Each line of the material below that holds the word "организация" needs to be copied.
______________________________
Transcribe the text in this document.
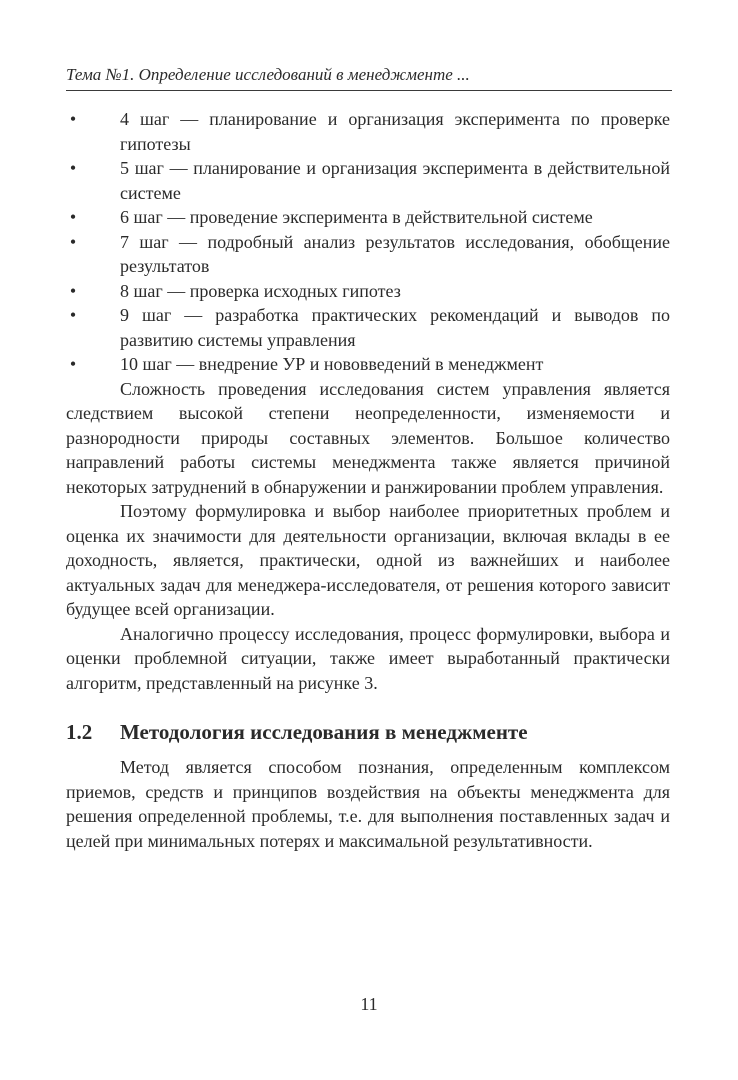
Тема №1. Определение исследований в менеджменте ...
• 4 шаг — планирование и организация эксперимента по проверке гипотезы
• 5 шаг — планирование и организация эксперимента в действительной системе
• 6 шаг — проведение эксперимента в действительной системе
• 7 шаг — подробный анализ результатов исследования, обобщение результатов
• 8 шаг — проверка исходных гипотез
• 9 шаг — разработка практических рекомендаций и выводов по развитию системы управления
• 10 шаг — внедрение УР и нововведений в менеджмент

Сложность проведения исследования систем управления является следствием высокой степени неопределенности, изменяемости и разнородности природы составных элементов. Большое количество направлений работы системы менеджмента также является причиной некоторых затруднений в обнаружении и ранжировании проблем управления.

Поэтому формулировка и выбор наиболее приоритетных проблем и оценка их значимости для деятельности организации, включая вклады в ее доходность, является, практически, одной из важнейших и наиболее актуальных задач для менеджера-исследователя, от решения которого зависит будущее всей организации.

Аналогично процессу исследования, процесс формулировки, выбора и оценки проблемной ситуации, также имеет выработанный практически алгоритм, представленный на рисунке 3.

1.2 Методология исследования в менеджменте

Метод является способом познания, определенным комплексом приемов, средств и принципов воздействия на объекты менеджмента для решения определенной проблемы, т.е. для выполнения поставленных задач и целей при минимальных потерях и максимальной результативности.

11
______________________________
THE COMPLETED TASK
• 4 шаг — планирование и организация эксперимента по проверке гипотезы
• 5 шаг — планирование и организация эксперимента в действительной системе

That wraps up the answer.